— START ITEMS —

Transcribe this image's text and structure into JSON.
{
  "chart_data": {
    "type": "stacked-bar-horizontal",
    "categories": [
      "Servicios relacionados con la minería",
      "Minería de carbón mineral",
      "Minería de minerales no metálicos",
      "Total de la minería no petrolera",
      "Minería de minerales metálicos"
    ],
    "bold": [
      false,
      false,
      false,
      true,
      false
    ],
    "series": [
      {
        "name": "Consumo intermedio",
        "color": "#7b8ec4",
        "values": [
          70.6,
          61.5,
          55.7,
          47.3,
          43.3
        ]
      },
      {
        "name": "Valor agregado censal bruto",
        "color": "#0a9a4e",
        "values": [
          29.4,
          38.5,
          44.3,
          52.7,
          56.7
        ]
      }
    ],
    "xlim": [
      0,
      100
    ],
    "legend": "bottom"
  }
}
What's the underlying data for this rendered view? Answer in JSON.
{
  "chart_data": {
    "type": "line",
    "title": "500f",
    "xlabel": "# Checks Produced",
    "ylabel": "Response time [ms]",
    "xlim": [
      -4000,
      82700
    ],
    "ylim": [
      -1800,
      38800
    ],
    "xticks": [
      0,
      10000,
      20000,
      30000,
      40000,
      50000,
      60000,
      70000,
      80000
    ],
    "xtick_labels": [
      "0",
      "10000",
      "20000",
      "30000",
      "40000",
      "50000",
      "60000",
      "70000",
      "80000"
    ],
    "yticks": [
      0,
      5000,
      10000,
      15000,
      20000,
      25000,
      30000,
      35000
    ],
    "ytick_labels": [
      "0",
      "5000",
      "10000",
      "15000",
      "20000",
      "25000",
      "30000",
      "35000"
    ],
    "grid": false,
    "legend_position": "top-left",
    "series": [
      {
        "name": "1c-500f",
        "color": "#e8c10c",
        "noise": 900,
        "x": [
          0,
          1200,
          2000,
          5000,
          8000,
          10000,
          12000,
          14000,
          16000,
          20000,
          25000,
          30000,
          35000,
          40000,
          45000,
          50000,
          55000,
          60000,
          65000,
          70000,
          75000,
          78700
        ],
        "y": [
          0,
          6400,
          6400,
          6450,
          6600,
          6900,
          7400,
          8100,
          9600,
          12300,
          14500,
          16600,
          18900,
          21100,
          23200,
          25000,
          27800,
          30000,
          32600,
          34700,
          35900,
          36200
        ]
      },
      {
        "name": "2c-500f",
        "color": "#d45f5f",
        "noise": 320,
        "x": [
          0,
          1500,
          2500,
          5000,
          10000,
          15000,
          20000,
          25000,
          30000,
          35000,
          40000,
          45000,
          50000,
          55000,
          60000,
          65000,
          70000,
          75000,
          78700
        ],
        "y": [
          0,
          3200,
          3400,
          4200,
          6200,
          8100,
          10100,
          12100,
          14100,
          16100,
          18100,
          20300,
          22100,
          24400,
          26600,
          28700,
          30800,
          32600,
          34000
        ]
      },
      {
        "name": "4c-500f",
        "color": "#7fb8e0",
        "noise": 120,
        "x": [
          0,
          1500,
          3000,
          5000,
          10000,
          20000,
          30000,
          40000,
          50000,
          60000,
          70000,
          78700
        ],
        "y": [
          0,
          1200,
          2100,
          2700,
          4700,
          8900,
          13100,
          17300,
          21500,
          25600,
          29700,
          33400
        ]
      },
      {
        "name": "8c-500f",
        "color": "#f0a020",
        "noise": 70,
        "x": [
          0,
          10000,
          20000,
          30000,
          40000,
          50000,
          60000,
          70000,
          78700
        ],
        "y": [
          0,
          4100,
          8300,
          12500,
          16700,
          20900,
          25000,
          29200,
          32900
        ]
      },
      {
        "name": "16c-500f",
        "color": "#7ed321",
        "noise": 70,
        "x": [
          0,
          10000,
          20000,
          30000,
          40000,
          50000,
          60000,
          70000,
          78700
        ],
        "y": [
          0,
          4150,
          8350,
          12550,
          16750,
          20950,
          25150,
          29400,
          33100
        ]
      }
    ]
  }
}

— END ITEMS —

EXERCISE OBJECTIVE:
Print the material above once more, exactly.

FINISHED ANSWER:
Transcribe this image's text and structure into JSON.
{
  "chart_data": {
    "type": "stacked-bar-horizontal",
    "categories": [
      "Servicios relacionados con la minería",
      "Minería de carbón mineral",
      "Minería de minerales no metálicos",
      "Total de la minería no petrolera",
      "Minería de minerales metálicos"
    ],
    "bold": [
      false,
      false,
      false,
      true,
      false
    ],
    "series": [
      {
        "name": "Consumo intermedio",
        "color": "#7b8ec4",
        "values": [
          70.6,
          61.5,
          55.7,
          47.3,
          43.3
        ]
      },
      {
        "name": "Valor agregado censal bruto",
        "color": "#0a9a4e",
        "values": [
          29.4,
          38.5,
          44.3,
          52.7,
          56.7
        ]
      }
    ],
    "xlim": [
      0,
      100
    ],
    "legend": "bottom"
  }
}
What's the underlying data for this rendered view? Answer in JSON.
{
  "chart_data": {
    "type": "line",
    "title": "500f",
    "xlabel": "# Checks Produced",
    "ylabel": "Response time [ms]",
    "xlim": [
      -4000,
      82700
    ],
    "ylim": [
      -1800,
      38800
    ],
    "xticks": [
      0,
      10000,
      20000,
      30000,
      40000,
      50000,
      60000,
      70000,
      80000
    ],
    "xtick_labels": [
      "0",
      "10000",
      "20000",
      "30000",
      "40000",
      "50000",
      "60000",
      "70000",
      "80000"
    ],
    "yticks": [
      0,
      5000,
      10000,
      15000,
      20000,
      25000,
      30000,
      35000
    ],
    "ytick_labels": [
      "0",
      "5000",
      "10000",
      "15000",
      "20000",
      "25000",
      "30000",
      "35000"
    ],
    "grid": false,
    "legend_position": "top-left",
    "series": [
      {
        "name": "1c-500f",
        "color": "#e8c10c",
        "noise": 900,
        "x": [
          0,
          1200,
          2000,
          5000,
          8000,
          10000,
          12000,
          14000,
          16000,
          20000,
          25000,
          30000,
          35000,
          40000,
          45000,
          50000,
          55000,
          60000,
          65000,
          70000,
          75000,
          78700
        ],
        "y": [
          0,
          6400,
          6400,
          6450,
          6600,
          6900,
          7400,
          8100,
          9600,
          12300,
          14500,
          16600,
          18900,
          21100,
          23200,
          25000,
          27800,
          30000,
          32600,
          34700,
          35900,
          36200
        ]
      },
      {
        "name": "2c-500f",
        "color": "#d45f5f",
        "noise": 320,
        "x": [
          0,
          1500,
          2500,
          5000,
          10000,
          15000,
          20000,
          25000,
          30000,
          35000,
          40000,
          45000,
          50000,
          55000,
          60000,
          65000,
          70000,
          75000,
          78700
        ],
        "y": [
          0,
          3200,
          3400,
          4200,
          6200,
          8100,
          10100,
          12100,
          14100,
          16100,
          18100,
          20300,
          22100,
          24400,
          26600,
          28700,
          30800,
          32600,
          34000
        ]
      },
      {
        "name": "4c-500f",
        "color": "#7fb8e0",
        "noise": 120,
        "x": [
          0,
          1500,
          3000,
          5000,
          10000,
          20000,
          30000,
          40000,
          50000,
          60000,
          70000,
          78700
        ],
        "y": [
          0,
          1200,
          2100,
          2700,
          4700,
          8900,
          13100,
          17300,
          21500,
          25600,
          29700,
          33400
        ]
      },
      {
        "name": "8c-500f",
        "color": "#f0a020",
        "noise": 70,
        "x": [
          0,
          10000,
          20000,
          30000,
          40000,
          50000,
          60000,
          70000,
          78700
        ],
        "y": [
          0,
          4100,
          8300,
          12500,
          16700,
          20900,
          25000,
          29200,
          32900
        ]
      },
      {
        "name": "16c-500f",
        "color": "#7ed321",
        "noise": 70,
        "x": [
          0,
          10000,
          20000,
          30000,
          40000,
          50000,
          60000,
          70000,
          78700
        ],
        "y": [
          0,
          4150,
          8350,
          12550,
          16750,
          20950,
          25150,
          29400,
          33100
        ]
      }
    ]
  }
}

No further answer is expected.